### Your instructions
Reproduce every entry in the listing without alteration.

Figure data in JSON
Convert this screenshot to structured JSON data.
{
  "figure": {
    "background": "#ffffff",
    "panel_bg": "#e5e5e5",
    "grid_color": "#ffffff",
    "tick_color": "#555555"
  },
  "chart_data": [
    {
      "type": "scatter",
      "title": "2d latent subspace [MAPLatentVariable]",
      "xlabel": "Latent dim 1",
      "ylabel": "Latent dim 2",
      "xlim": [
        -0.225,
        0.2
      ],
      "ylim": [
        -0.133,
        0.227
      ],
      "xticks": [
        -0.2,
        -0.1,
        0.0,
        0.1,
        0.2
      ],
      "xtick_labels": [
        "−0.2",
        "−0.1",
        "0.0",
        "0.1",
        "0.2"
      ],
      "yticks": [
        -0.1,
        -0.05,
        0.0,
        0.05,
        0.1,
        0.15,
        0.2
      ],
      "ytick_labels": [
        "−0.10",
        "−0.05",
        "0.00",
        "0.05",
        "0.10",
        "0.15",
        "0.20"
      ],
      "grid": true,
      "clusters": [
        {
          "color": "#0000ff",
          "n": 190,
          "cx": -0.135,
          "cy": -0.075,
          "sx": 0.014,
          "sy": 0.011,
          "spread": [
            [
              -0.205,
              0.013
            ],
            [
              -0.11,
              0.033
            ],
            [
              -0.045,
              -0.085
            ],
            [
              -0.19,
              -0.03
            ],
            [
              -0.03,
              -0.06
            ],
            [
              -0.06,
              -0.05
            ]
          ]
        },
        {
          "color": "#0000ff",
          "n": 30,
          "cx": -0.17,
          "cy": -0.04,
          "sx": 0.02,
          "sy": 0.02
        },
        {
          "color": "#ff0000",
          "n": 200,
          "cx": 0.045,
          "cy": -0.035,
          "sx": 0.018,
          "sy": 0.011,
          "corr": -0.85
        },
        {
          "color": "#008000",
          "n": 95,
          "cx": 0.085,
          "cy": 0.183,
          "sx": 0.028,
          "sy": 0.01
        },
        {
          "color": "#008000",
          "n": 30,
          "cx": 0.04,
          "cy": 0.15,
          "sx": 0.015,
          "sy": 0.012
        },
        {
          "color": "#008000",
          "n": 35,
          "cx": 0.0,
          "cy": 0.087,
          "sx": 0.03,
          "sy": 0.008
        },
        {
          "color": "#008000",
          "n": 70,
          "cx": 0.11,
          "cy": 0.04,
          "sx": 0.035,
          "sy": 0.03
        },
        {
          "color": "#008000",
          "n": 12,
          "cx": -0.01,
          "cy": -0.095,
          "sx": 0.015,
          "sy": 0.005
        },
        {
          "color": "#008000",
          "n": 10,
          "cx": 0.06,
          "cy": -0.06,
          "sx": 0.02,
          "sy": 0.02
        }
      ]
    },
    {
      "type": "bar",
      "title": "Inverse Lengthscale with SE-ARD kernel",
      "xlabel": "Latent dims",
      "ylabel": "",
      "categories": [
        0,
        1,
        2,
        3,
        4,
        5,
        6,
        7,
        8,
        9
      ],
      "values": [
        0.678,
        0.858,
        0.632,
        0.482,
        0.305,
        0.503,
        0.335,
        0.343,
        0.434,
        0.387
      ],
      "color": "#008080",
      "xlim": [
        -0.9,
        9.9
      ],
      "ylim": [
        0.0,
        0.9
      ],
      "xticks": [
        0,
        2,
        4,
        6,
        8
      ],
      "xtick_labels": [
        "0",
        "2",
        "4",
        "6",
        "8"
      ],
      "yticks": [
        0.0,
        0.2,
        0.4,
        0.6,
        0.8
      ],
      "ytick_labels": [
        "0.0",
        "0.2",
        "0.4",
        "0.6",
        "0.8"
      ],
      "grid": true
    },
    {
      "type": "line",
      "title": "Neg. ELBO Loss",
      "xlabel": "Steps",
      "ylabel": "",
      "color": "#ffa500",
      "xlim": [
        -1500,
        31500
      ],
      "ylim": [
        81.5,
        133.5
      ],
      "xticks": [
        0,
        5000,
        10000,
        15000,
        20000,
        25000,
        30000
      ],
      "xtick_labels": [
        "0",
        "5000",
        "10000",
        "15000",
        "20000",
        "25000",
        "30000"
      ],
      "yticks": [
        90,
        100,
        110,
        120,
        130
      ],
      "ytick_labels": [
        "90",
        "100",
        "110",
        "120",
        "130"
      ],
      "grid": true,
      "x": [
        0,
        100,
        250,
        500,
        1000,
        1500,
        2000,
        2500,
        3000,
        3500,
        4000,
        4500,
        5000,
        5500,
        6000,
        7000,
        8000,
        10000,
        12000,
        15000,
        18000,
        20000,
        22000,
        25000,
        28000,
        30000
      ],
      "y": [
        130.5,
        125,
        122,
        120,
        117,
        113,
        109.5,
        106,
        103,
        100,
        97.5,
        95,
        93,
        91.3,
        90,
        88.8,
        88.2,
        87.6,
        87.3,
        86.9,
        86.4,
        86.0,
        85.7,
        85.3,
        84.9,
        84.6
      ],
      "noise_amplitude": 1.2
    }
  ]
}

### Output of the exercise
Convert this screenshot to structured JSON data.
{
  "figure": {
    "background": "#ffffff",
    "panel_bg": "#e5e5e5",
    "grid_color": "#ffffff",
    "tick_color": "#555555"
  },
  "chart_data": [
    {
      "type": "scatter",
      "title": "2d latent subspace [MAPLatentVariable]",
      "xlabel": "Latent dim 1",
      "ylabel": "Latent dim 2",
      "xlim": [
        -0.225,
        0.2
      ],
      "ylim": [
        -0.133,
        0.227
      ],
      "xticks": [
        -0.2,
        -0.1,
        0.0,
        0.1,
        0.2
      ],
      "xtick_labels": [
        "−0.2",
        "−0.1",
        "0.0",
        "0.1",
        "0.2"
      ],
      "yticks": [
        -0.1,
        -0.05,
        0.0,
        0.05,
        0.1,
        0.15,
        0.2
      ],
      "ytick_labels": [
        "−0.10",
        "−0.05",
        "0.00",
        "0.05",
        "0.10",
        "0.15",
        "0.20"
      ],
      "grid": true,
      "clusters": [
        {
          "color": "#0000ff",
          "n": 190,
          "cx": -0.135,
          "cy": -0.075,
          "sx": 0.014,
          "sy": 0.011,
          "spread": [
            [
              -0.205,
              0.013
            ],
            [
              -0.11,
              0.033
            ],
            [
              -0.045,
              -0.085
            ],
            [
              -0.19,
              -0.03
            ],
            [
              -0.03,
              -0.06
            ],
            [
              -0.06,
              -0.05
            ]
          ]
        },
        {
          "color": "#0000ff",
          "n": 30,
          "cx": -0.17,
          "cy": -0.04,
          "sx": 0.02,
          "sy": 0.02
        },
        {
          "color": "#ff0000",
          "n": 200,
          "cx": 0.045,
          "cy": -0.035,
          "sx": 0.018,
          "sy": 0.011,
          "corr": -0.85
        },
        {
          "color": "#008000",
          "n": 95,
          "cx": 0.085,
          "cy": 0.183,
          "sx": 0.028,
          "sy": 0.01
        },
        {
          "color": "#008000",
          "n": 30,
          "cx": 0.04,
          "cy": 0.15,
          "sx": 0.015,
          "sy": 0.012
        },
        {
          "color": "#008000",
          "n": 35,
          "cx": 0.0,
          "cy": 0.087,
          "sx": 0.03,
          "sy": 0.008
        },
        {
          "color": "#008000",
          "n": 70,
          "cx": 0.11,
          "cy": 0.04,
          "sx": 0.035,
          "sy": 0.03
        },
        {
          "color": "#008000",
          "n": 12,
          "cx": -0.01,
          "cy": -0.095,
          "sx": 0.015,
          "sy": 0.005
        },
        {
          "color": "#008000",
          "n": 10,
          "cx": 0.06,
          "cy": -0.06,
          "sx": 0.02,
          "sy": 0.02
        }
      ]
    },
    {
      "type": "bar",
      "title": "Inverse Lengthscale with SE-ARD kernel",
      "xlabel": "Latent dims",
      "ylabel": "",
      "categories": [
        0,
        1,
        2,
        3,
        4,
        5,
        6,
        7,
        8,
        9
      ],
      "values": [
        0.678,
        0.858,
        0.632,
        0.482,
        0.305,
        0.503,
        0.335,
        0.343,
        0.434,
        0.387
      ],
      "color": "#008080",
      "xlim": [
        -0.9,
        9.9
      ],
      "ylim": [
        0.0,
        0.9
      ],
      "xticks": [
        0,
        2,
        4,
        6,
        8
      ],
      "xtick_labels": [
        "0",
        "2",
        "4",
        "6",
        "8"
      ],
      "yticks": [
        0.0,
        0.2,
        0.4,
        0.6,
        0.8
      ],
      "ytick_labels": [
        "0.0",
        "0.2",
        "0.4",
        "0.6",
        "0.8"
      ],
      "grid": true
    },
    {
      "type": "line",
      "title": "Neg. ELBO Loss",
      "xlabel": "Steps",
      "ylabel": "",
      "color": "#ffa500",
      "xlim": [
        -1500,
        31500
      ],
      "ylim": [
        81.5,
        133.5
      ],
      "xticks": [
        0,
        5000,
        10000,
        15000,
        20000,
        25000,
        30000
      ],
      "xtick_labels": [
        "0",
        "5000",
        "10000",
        "15000",
        "20000",
        "25000",
        "30000"
      ],
      "yticks": [
        90,
        100,
        110,
        120,
        130
      ],
      "ytick_labels": [
        "90",
        "100",
        "110",
        "120",
        "130"
      ],
      "grid": true,
      "x": [
        0,
        100,
        250,
        500,
        1000,
        1500,
        2000,
        2500,
        3000,
        3500,
        4000,
        4500,
        5000,
        5500,
        6000,
        7000,
        8000,
        10000,
        12000,
        15000,
        18000,
        20000,
        22000,
        25000,
        28000,
        30000
      ],
      "y": [
        130.5,
        125,
        122,
        120,
        117,
        113,
        109.5,
        106,
        103,
        100,
        97.5,
        95,
        93,
        91.3,
        90,
        88.8,
        88.2,
        87.6,
        87.3,
        86.9,
        86.4,
        86.0,
        85.7,
        85.3,
        84.9,
        84.6
      ],
      "noise_amplitude": 1.2
    }
  ]
}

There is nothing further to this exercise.